## Begin Dataset content
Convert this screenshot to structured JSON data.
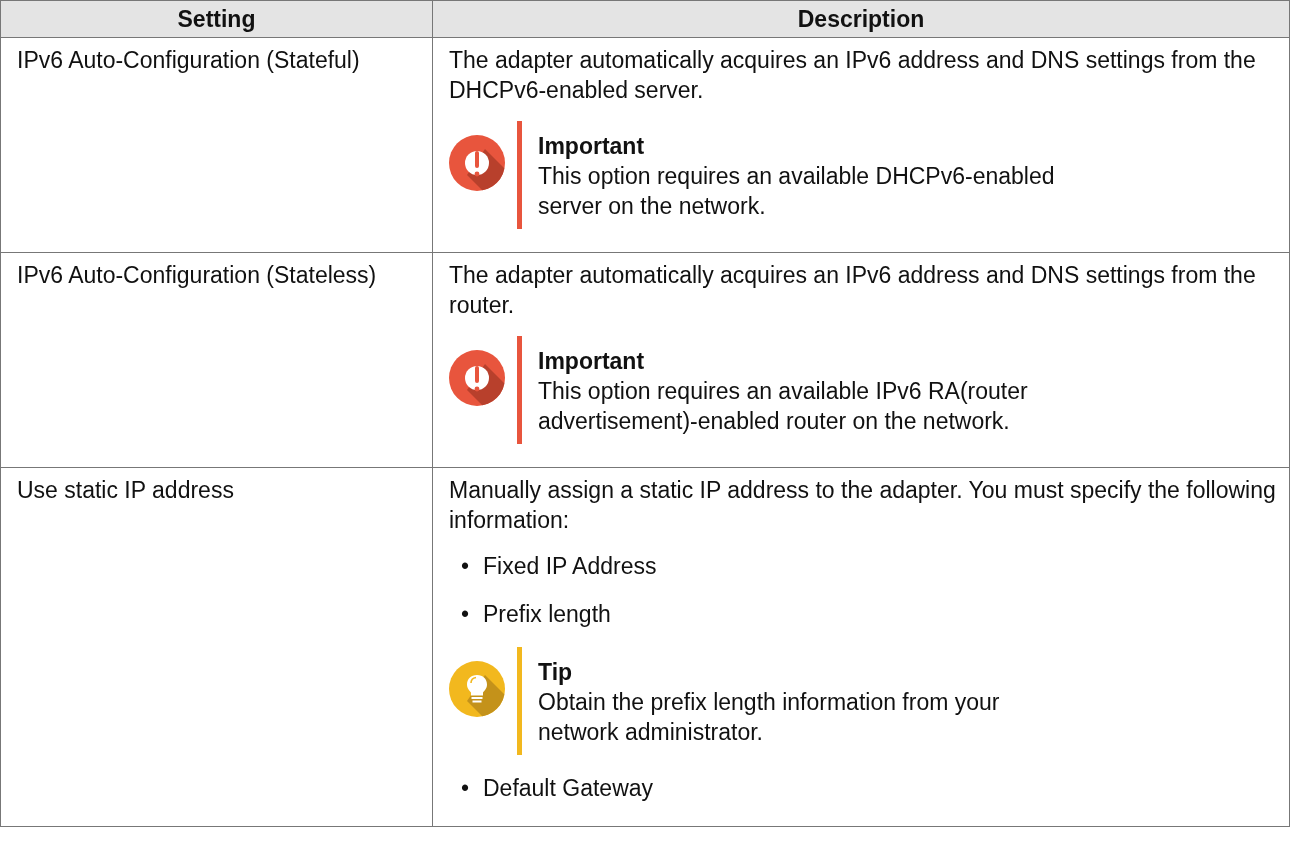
{
  "table": {
    "columns": [
      "Setting",
      "Description"
    ],
    "rows": [
      {
        "setting": "IPv6 Auto-Configuration (Stateful)",
        "description": [
          {
            "kind": "paragraph",
            "text": "The adapter automatically acquires an IPv6 address and DNS settings from the DHCPv6-enabled server."
          },
          {
            "kind": "important",
            "title": "Important",
            "lines": [
              "This option requires an available DHCPv6-enabled",
              "server on the network."
            ]
          }
        ]
      },
      {
        "setting": "IPv6 Auto-Configuration (Stateless)",
        "description": [
          {
            "kind": "paragraph",
            "text": "The adapter automatically acquires an IPv6 address and DNS settings from the router."
          },
          {
            "kind": "important",
            "title": "Important",
            "lines": [
              "This option requires an available IPv6 RA(router",
              "advertisement)-enabled router on the network."
            ]
          }
        ]
      },
      {
        "setting": "Use static IP address",
        "description": [
          {
            "kind": "paragraph",
            "text": "Manually assign a static IP address to the adapter. You must specify the following information:"
          },
          {
            "kind": "bullet",
            "marker": "•",
            "text": "Fixed IP Address"
          },
          {
            "kind": "bullet",
            "marker": "•",
            "text": "Prefix length"
          },
          {
            "kind": "tip",
            "title": "Tip",
            "lines": [
              "Obtain the prefix length information from your",
              "network administrator."
            ]
          },
          {
            "kind": "bullet",
            "marker": "•",
            "text": "Default Gateway"
          }
        ]
      }
    ]
  }
}
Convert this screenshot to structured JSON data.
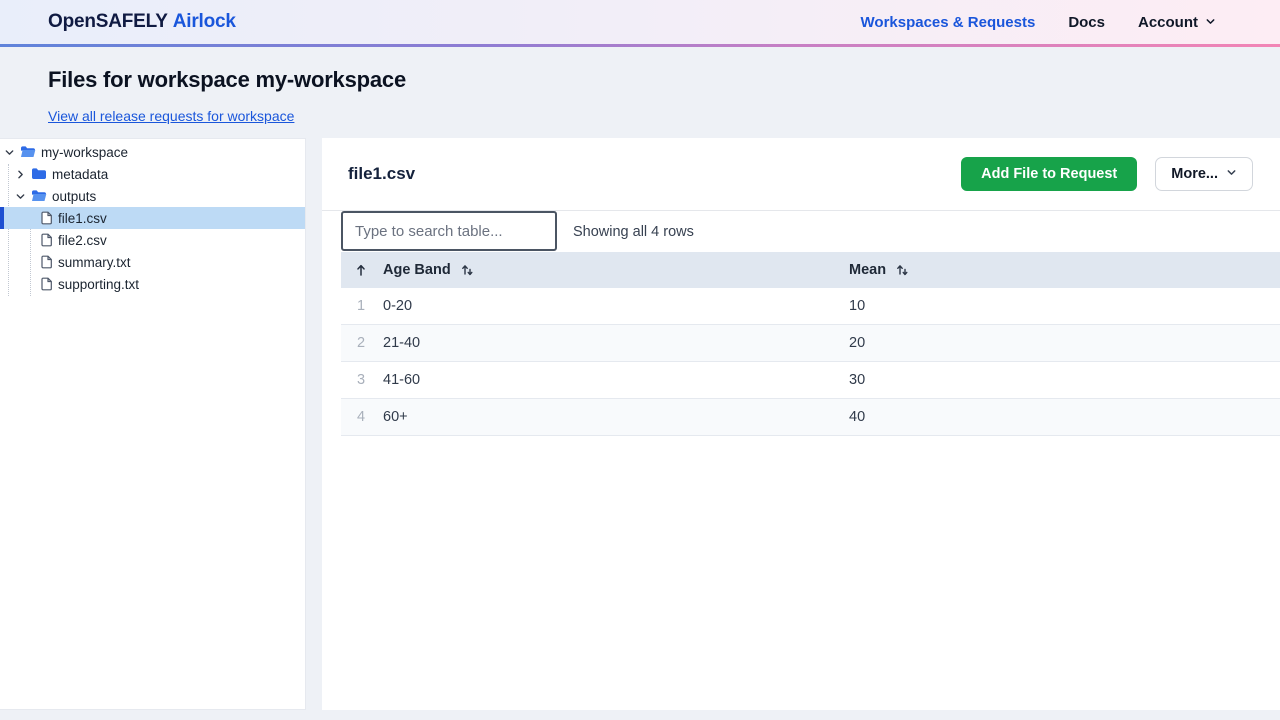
{
  "nav": {
    "logo_primary": "OpenSAFELY",
    "logo_secondary": "Airlock",
    "links": [
      {
        "label": "Workspaces & Requests"
      },
      {
        "label": "Docs"
      }
    ],
    "account_label": "Account"
  },
  "page_header": {
    "title": "Files for workspace my-workspace",
    "link_label": "View all release requests for workspace"
  },
  "sidebar": {
    "tree": [
      {
        "label": "my-workspace",
        "kind": "folder-open",
        "expanded": true
      },
      {
        "label": "metadata",
        "kind": "folder-closed",
        "expanded": false
      },
      {
        "label": "outputs",
        "kind": "folder-open",
        "expanded": true
      },
      {
        "label": "file1.csv",
        "kind": "file",
        "selected": true
      },
      {
        "label": "file2.csv",
        "kind": "file"
      },
      {
        "label": "summary.txt",
        "kind": "file"
      },
      {
        "label": "supporting.txt",
        "kind": "file"
      }
    ]
  },
  "main": {
    "file_title": "file1.csv",
    "add_file_button": "Add File to Request",
    "more_button": "More...",
    "search_placeholder": "Type to search table...",
    "rows_status": "Showing all 4 rows",
    "table": {
      "columns": [
        "Age Band",
        "Mean"
      ],
      "rows": [
        [
          "1",
          "0-20",
          "10"
        ],
        [
          "2",
          "21-40",
          "20"
        ],
        [
          "3",
          "41-60",
          "30"
        ],
        [
          "4",
          "60+",
          "40"
        ]
      ]
    }
  },
  "colors": {
    "accent_green": "#17a34a",
    "brand_blue": "#1a56db",
    "selected_file_bg": "#bddaf5",
    "selected_file_bar": "#1e4fd1",
    "table_header_bg": "#e0e7f0",
    "gradient_rule": [
      "#5f83da",
      "#8f7cd3",
      "#f285b5"
    ]
  }
}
## End Dataset content
The request ▸ Search the listing for the string "server". Copy each line where it turns up.

Task response ▸
            "text": "The adapter automatically acquires an IPv6 address and DNS settings from the DHCPv6-enabled server."
              "server on the network."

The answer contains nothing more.